• **TASK INSTRUCTIONS**:
Write out all of the entries exactly, please.

• **Dataset items**:
>> Start
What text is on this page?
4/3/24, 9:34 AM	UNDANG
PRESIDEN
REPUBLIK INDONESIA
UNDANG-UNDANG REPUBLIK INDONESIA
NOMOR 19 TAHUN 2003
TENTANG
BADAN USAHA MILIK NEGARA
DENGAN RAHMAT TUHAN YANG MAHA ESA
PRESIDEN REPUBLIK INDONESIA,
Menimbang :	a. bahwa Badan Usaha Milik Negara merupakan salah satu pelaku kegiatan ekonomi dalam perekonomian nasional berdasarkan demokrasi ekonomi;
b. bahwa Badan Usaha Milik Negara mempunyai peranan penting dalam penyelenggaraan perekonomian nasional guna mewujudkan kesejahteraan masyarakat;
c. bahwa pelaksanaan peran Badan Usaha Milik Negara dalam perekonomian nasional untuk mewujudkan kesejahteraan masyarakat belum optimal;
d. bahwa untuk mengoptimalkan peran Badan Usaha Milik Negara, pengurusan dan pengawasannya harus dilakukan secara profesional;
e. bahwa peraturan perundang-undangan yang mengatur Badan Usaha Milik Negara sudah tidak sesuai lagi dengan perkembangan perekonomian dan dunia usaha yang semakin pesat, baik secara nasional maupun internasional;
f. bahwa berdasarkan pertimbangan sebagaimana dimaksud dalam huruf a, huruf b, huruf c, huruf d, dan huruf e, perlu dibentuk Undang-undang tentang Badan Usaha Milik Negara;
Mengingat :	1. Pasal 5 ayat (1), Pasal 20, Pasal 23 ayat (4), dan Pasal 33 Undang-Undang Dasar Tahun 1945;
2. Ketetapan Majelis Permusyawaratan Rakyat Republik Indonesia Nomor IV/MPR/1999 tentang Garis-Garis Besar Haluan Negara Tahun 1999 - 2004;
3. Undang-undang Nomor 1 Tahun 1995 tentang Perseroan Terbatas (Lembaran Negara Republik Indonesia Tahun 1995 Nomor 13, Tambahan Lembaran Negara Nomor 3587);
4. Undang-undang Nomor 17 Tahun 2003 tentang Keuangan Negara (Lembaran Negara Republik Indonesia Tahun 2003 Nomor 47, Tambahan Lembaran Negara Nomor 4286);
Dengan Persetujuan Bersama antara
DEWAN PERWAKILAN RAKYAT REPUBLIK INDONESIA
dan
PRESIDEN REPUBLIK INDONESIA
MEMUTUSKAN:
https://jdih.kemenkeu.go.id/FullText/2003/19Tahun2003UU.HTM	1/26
>> End
• **ANSWER**:
What text is on this page?
4/3/24, 9:34 AM	UNDANG
PRESIDEN
REPUBLIK INDONESIA
UNDANG-UNDANG REPUBLIK INDONESIA
NOMOR 19 TAHUN 2003
TENTANG
BADAN USAHA MILIK NEGARA
DENGAN RAHMAT TUHAN YANG MAHA ESA
PRESIDEN REPUBLIK INDONESIA,
Menimbang :	a. bahwa Badan Usaha Milik Negara merupakan salah satu pelaku kegiatan ekonomi dalam perekonomian nasional berdasarkan demokrasi ekonomi;
b. bahwa Badan Usaha Milik Negara mempunyai peranan penting dalam penyelenggaraan perekonomian nasional guna mewujudkan kesejahteraan masyarakat;
c. bahwa pelaksanaan peran Badan Usaha Milik Negara dalam perekonomian nasional untuk mewujudkan kesejahteraan masyarakat belum optimal;
d. bahwa untuk mengoptimalkan peran Badan Usaha Milik Negara, pengurusan dan pengawasannya harus dilakukan secara profesional;
e. bahwa peraturan perundang-undangan yang mengatur Badan Usaha Milik Negara sudah tidak sesuai lagi dengan perkembangan perekonomian dan dunia usaha yang semakin pesat, baik secara nasional maupun internasional;
f. bahwa berdasarkan pertimbangan sebagaimana dimaksud dalam huruf a, huruf b, huruf c, huruf d, dan huruf e, perlu dibentuk Undang-undang tentang Badan Usaha Milik Negara;
Mengingat :	1. Pasal 5 ayat (1), Pasal 20, Pasal 23 ayat (4), dan Pasal 33 Undang-Undang Dasar Tahun 1945;
2. Ketetapan Majelis Permusyawaratan Rakyat Republik Indonesia Nomor IV/MPR/1999 tentang Garis-Garis Besar Haluan Negara Tahun 1999 - 2004;
3. Undang-undang Nomor 1 Tahun 1995 tentang Perseroan Terbatas (Lembaran Negara Republik Indonesia Tahun 1995 Nomor 13, Tambahan Lembaran Negara Nomor 3587);
4. Undang-undang Nomor 17 Tahun 2003 tentang Keuangan Negara (Lembaran Negara Republik Indonesia Tahun 2003 Nomor 47, Tambahan Lembaran Negara Nomor 4286);
Dengan Persetujuan Bersama antara
DEWAN PERWAKILAN RAKYAT REPUBLIK INDONESIA
dan
PRESIDEN REPUBLIK INDONESIA
MEMUTUSKAN:
https://jdih.kemenkeu.go.id/FullText/2003/19Tahun2003UU.HTM	1/26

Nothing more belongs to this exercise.